begin

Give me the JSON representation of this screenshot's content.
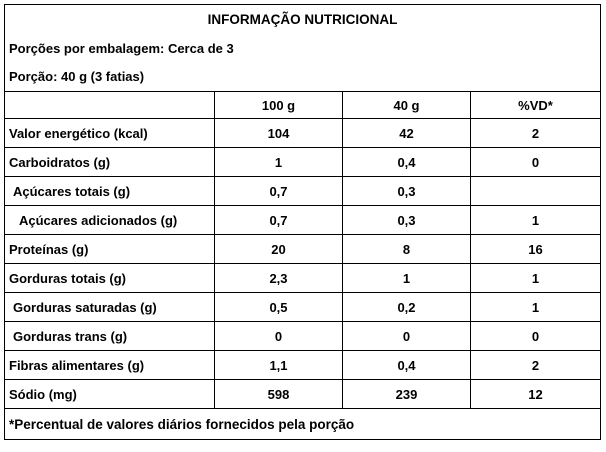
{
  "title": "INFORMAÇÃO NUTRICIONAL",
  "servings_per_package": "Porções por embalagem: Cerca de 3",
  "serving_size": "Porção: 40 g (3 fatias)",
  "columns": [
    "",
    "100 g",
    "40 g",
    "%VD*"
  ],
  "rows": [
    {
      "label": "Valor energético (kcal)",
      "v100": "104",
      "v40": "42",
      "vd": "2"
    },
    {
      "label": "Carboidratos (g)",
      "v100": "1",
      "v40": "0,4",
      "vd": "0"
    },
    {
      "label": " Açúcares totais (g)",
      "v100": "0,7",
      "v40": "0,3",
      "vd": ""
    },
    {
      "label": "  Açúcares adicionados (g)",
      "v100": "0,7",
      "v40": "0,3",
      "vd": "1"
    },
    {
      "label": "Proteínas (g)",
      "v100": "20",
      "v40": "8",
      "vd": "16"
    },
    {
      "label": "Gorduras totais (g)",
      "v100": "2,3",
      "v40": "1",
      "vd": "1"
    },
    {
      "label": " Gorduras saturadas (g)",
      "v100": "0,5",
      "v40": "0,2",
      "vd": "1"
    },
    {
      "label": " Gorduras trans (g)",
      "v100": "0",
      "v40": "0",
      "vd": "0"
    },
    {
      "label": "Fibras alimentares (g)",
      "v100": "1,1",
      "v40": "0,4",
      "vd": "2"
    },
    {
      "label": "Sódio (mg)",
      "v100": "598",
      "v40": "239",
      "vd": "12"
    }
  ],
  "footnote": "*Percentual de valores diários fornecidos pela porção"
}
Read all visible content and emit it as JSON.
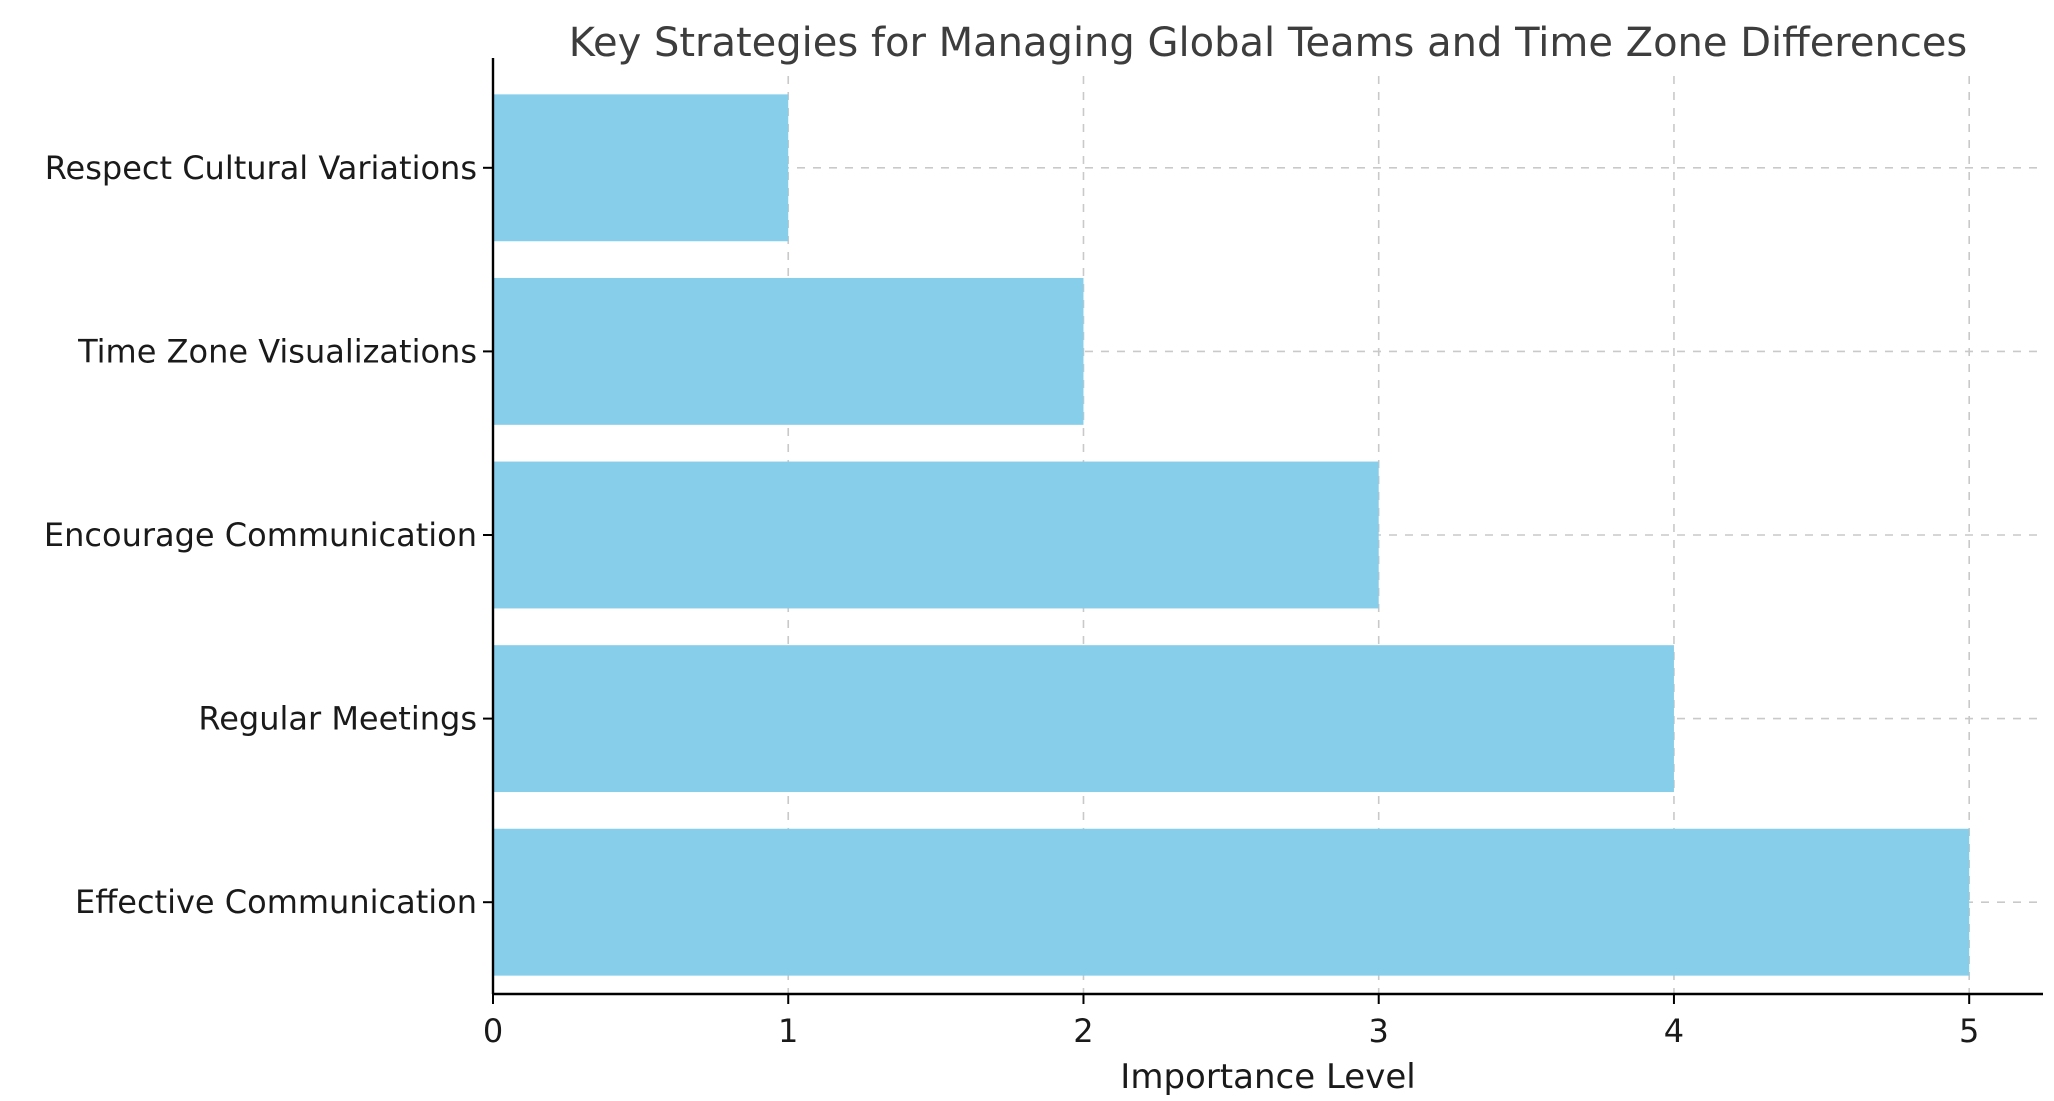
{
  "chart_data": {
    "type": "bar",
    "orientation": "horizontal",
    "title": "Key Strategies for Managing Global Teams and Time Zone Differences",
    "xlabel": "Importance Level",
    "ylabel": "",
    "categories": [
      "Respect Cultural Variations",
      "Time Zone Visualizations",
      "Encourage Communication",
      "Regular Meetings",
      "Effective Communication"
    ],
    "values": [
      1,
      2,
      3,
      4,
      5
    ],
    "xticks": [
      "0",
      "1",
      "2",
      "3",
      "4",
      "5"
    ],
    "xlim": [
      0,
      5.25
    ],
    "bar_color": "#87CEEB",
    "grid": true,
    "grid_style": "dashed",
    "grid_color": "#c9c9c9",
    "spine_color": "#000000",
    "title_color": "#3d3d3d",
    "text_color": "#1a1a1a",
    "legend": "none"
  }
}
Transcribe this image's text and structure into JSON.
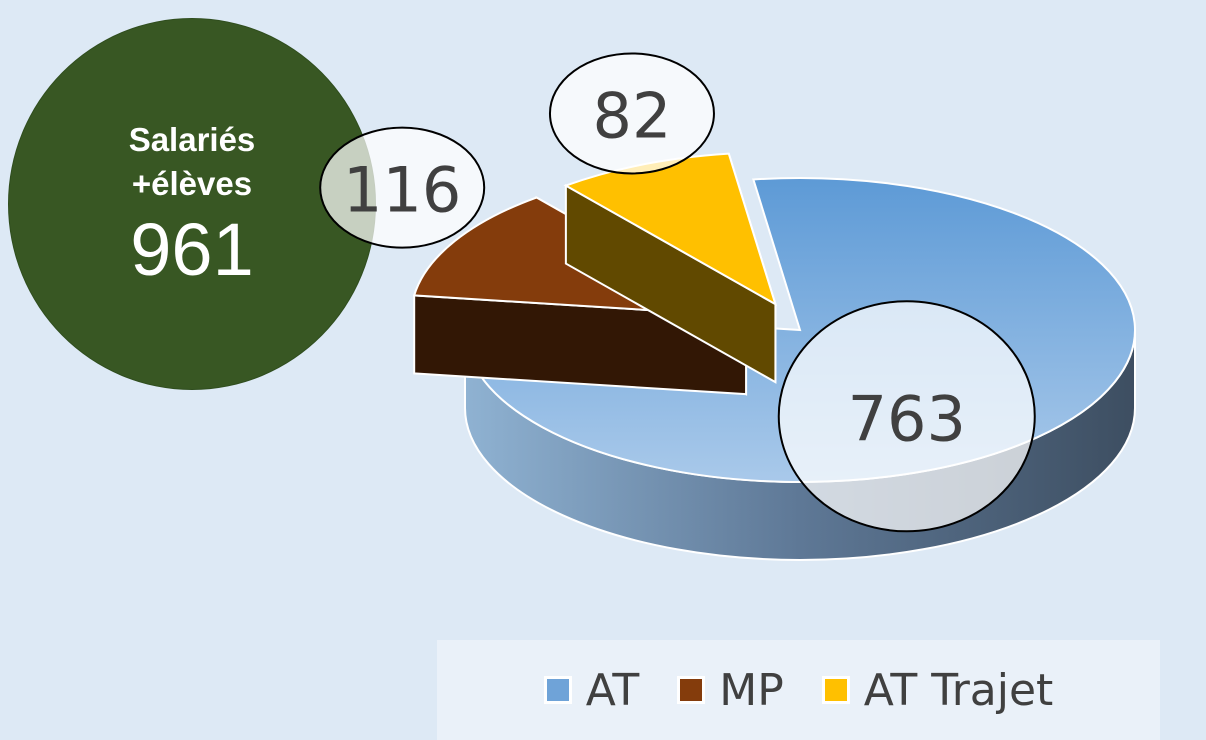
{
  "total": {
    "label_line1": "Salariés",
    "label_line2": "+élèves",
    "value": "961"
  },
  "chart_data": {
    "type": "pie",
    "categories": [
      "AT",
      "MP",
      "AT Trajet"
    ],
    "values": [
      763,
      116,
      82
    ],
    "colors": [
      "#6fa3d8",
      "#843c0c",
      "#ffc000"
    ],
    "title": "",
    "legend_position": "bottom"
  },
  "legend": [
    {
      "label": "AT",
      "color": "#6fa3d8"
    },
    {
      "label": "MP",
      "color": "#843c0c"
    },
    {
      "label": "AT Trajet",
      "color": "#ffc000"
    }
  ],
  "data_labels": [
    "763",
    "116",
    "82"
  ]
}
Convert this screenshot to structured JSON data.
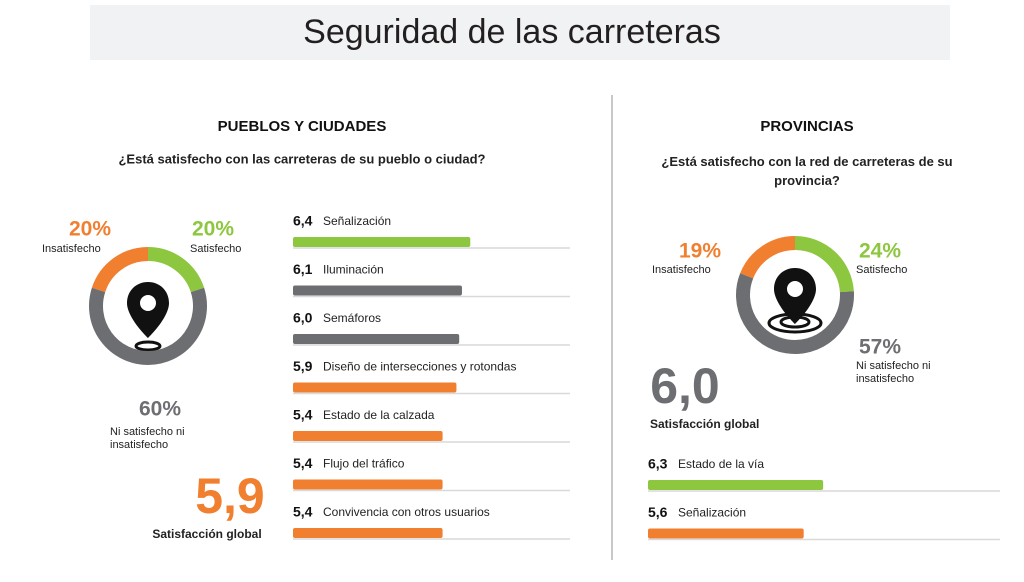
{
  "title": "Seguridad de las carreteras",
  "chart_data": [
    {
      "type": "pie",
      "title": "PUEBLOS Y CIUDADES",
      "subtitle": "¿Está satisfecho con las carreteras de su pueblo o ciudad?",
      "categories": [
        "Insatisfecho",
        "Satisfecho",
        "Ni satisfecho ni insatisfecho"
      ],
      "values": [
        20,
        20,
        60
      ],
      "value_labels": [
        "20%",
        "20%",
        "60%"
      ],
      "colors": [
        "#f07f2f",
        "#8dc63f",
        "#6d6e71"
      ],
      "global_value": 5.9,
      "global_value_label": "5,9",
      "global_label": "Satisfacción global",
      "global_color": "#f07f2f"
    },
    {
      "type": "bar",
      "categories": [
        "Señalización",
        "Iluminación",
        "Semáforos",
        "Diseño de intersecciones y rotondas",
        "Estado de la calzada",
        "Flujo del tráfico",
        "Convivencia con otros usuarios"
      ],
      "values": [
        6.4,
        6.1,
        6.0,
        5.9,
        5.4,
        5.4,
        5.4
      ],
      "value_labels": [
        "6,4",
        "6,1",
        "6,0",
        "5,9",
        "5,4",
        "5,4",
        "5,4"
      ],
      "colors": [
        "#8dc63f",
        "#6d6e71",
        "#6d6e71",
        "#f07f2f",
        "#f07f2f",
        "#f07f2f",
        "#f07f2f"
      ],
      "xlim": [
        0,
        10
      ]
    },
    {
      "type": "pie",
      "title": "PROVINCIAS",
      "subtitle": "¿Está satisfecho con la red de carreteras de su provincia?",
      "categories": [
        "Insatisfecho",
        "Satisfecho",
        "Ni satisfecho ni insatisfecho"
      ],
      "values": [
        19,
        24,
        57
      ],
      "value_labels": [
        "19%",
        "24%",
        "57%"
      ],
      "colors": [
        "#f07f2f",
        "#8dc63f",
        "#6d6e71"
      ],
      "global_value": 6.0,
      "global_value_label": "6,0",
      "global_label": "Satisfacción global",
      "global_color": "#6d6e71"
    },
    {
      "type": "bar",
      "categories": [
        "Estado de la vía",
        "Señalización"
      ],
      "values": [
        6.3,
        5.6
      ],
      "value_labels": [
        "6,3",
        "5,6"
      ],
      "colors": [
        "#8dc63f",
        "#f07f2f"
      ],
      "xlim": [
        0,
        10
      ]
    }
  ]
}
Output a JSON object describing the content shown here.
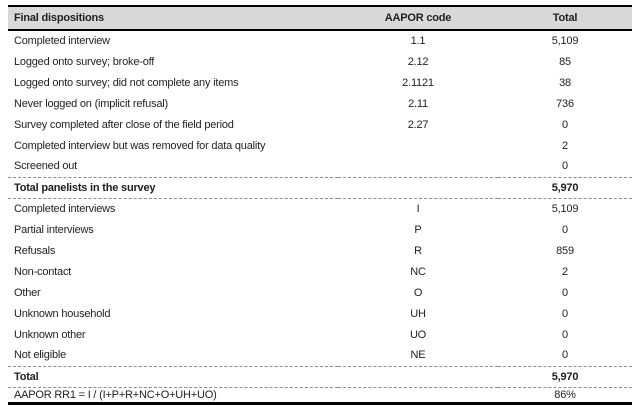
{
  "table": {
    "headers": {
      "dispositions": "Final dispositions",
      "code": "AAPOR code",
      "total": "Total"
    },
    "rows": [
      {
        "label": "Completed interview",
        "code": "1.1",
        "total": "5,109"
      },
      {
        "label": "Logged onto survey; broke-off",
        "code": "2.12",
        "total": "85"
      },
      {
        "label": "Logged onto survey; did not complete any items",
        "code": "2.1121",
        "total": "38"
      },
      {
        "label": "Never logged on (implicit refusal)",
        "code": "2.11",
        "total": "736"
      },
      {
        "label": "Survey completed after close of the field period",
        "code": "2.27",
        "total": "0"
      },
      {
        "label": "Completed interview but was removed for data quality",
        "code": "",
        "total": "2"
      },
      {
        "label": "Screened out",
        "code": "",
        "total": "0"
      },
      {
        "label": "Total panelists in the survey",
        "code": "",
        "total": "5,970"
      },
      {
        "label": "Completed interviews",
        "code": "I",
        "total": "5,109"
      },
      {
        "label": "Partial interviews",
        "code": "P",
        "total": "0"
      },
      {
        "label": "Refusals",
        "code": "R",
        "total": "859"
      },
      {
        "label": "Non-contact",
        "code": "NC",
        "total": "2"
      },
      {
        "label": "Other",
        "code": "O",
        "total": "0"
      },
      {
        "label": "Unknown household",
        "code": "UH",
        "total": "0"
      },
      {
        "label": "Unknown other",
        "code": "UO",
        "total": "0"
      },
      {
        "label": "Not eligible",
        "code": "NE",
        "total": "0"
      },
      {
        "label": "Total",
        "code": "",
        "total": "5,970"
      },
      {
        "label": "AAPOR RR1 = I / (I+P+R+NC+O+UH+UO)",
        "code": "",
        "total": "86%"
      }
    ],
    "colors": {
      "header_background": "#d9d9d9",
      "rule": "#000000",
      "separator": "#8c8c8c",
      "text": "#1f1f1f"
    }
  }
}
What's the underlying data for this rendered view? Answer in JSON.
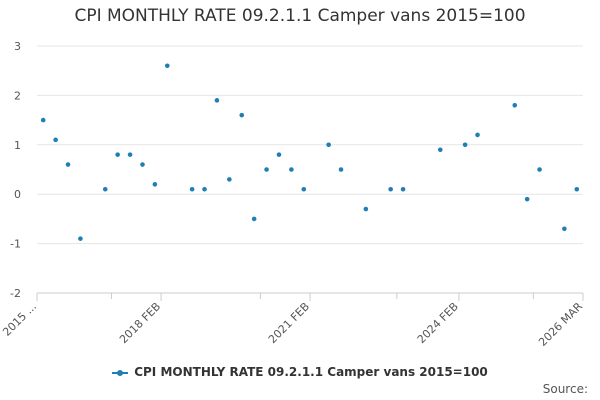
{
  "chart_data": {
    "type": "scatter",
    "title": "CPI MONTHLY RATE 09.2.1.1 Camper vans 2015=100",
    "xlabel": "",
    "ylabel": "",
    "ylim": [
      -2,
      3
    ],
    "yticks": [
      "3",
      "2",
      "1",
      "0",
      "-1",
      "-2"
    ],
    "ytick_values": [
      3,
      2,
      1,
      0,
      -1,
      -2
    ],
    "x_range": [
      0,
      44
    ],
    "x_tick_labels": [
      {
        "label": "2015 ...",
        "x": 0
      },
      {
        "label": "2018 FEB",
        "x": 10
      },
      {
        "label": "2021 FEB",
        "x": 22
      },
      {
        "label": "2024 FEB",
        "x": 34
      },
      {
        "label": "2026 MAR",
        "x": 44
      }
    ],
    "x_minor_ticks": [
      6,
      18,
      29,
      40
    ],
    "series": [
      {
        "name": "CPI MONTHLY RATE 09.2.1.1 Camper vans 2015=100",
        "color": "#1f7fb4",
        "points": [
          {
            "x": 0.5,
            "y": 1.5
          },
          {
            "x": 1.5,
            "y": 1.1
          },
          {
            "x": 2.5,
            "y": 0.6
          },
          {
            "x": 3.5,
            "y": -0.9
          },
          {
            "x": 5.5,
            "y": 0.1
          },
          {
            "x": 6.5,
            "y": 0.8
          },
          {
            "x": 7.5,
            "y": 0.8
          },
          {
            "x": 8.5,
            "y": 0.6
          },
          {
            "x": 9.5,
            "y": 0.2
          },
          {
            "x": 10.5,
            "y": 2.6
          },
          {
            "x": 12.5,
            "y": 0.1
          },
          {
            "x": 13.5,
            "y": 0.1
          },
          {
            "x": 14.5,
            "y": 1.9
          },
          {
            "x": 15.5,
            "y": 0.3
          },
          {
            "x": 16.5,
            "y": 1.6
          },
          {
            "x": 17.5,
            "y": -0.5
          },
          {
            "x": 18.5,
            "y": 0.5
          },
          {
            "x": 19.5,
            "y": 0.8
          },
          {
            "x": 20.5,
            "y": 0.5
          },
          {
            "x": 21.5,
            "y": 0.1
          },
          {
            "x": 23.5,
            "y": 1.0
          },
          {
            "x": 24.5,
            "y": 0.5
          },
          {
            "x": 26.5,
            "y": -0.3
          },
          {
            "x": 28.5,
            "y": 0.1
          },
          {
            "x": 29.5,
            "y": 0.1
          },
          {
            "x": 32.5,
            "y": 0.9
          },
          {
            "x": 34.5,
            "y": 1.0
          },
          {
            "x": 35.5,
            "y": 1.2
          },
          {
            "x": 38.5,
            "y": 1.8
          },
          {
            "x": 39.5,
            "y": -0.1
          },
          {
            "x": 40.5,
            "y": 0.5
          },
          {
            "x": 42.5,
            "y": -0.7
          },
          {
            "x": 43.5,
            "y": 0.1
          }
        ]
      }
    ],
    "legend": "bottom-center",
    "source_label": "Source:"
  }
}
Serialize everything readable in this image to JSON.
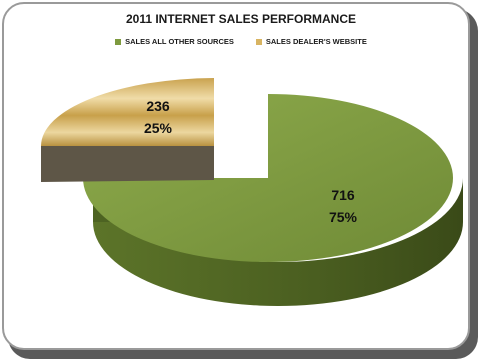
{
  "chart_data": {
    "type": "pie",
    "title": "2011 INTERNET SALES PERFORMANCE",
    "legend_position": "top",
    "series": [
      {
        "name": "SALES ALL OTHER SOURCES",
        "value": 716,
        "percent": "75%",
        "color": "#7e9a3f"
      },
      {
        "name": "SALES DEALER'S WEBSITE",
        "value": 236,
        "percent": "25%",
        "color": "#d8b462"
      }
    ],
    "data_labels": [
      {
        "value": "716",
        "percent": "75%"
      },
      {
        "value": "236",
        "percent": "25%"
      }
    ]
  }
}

end

Scan the lines above for "content", then copy every one that has it.

Give me the JSON representation of this screenshot's content.
Read all visible content and emit it as JSON.
Output a JSON object describing the content shown here.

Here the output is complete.